Records excerpted from a collection:

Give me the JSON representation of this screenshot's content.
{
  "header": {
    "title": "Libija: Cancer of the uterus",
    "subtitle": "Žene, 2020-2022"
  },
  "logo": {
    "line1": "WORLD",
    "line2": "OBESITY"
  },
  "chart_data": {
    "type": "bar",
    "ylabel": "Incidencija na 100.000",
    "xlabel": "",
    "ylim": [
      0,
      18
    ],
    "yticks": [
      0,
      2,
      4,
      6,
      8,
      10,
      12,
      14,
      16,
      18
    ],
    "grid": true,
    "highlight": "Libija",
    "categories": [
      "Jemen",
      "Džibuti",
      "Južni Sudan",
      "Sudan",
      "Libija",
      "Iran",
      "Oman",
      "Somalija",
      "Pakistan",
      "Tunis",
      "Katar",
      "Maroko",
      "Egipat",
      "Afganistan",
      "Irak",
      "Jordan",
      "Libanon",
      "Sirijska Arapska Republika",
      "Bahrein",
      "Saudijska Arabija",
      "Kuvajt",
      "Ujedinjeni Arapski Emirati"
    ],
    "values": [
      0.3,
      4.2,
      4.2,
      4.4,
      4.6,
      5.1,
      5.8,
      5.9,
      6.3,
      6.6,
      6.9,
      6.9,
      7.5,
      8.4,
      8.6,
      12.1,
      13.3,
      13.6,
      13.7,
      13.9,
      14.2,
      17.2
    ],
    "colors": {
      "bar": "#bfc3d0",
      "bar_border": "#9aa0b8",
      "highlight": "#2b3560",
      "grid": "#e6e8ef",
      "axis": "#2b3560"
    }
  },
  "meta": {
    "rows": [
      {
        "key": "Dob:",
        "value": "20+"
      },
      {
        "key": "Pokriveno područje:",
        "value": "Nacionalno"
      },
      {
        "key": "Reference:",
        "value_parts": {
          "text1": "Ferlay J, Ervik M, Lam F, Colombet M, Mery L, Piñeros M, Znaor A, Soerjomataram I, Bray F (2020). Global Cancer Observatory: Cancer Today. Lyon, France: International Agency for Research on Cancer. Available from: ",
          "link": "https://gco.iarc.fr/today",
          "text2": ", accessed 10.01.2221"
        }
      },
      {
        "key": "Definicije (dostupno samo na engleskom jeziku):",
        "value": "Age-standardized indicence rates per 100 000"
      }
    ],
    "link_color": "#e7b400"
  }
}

- **PROBLEM**: Write out the whole listing again, exactly as it stands.

- **ANSWER FOR THE TASK**:
Give me the JSON representation of this screenshot's content.
{
  "header": {
    "title": "Libija: Cancer of the uterus",
    "subtitle": "Žene, 2020-2022"
  },
  "logo": {
    "line1": "WORLD",
    "line2": "OBESITY"
  },
  "chart_data": {
    "type": "bar",
    "ylabel": "Incidencija na 100.000",
    "xlabel": "",
    "ylim": [
      0,
      18
    ],
    "yticks": [
      0,
      2,
      4,
      6,
      8,
      10,
      12,
      14,
      16,
      18
    ],
    "grid": true,
    "highlight": "Libija",
    "categories": [
      "Jemen",
      "Džibuti",
      "Južni Sudan",
      "Sudan",
      "Libija",
      "Iran",
      "Oman",
      "Somalija",
      "Pakistan",
      "Tunis",
      "Katar",
      "Maroko",
      "Egipat",
      "Afganistan",
      "Irak",
      "Jordan",
      "Libanon",
      "Sirijska Arapska Republika",
      "Bahrein",
      "Saudijska Arabija",
      "Kuvajt",
      "Ujedinjeni Arapski Emirati"
    ],
    "values": [
      0.3,
      4.2,
      4.2,
      4.4,
      4.6,
      5.1,
      5.8,
      5.9,
      6.3,
      6.6,
      6.9,
      6.9,
      7.5,
      8.4,
      8.6,
      12.1,
      13.3,
      13.6,
      13.7,
      13.9,
      14.2,
      17.2
    ],
    "colors": {
      "bar": "#bfc3d0",
      "bar_border": "#9aa0b8",
      "highlight": "#2b3560",
      "grid": "#e6e8ef",
      "axis": "#2b3560"
    }
  },
  "meta": {
    "rows": [
      {
        "key": "Dob:",
        "value": "20+"
      },
      {
        "key": "Pokriveno područje:",
        "value": "Nacionalno"
      },
      {
        "key": "Reference:",
        "value_parts": {
          "text1": "Ferlay J, Ervik M, Lam F, Colombet M, Mery L, Piñeros M, Znaor A, Soerjomataram I, Bray F (2020). Global Cancer Observatory: Cancer Today. Lyon, France: International Agency for Research on Cancer. Available from: ",
          "link": "https://gco.iarc.fr/today",
          "text2": ", accessed 10.01.2221"
        }
      },
      {
        "key": "Definicije (dostupno samo na engleskom jeziku):",
        "value": "Age-standardized indicence rates per 100 000"
      }
    ],
    "link_color": "#e7b400"
  }
}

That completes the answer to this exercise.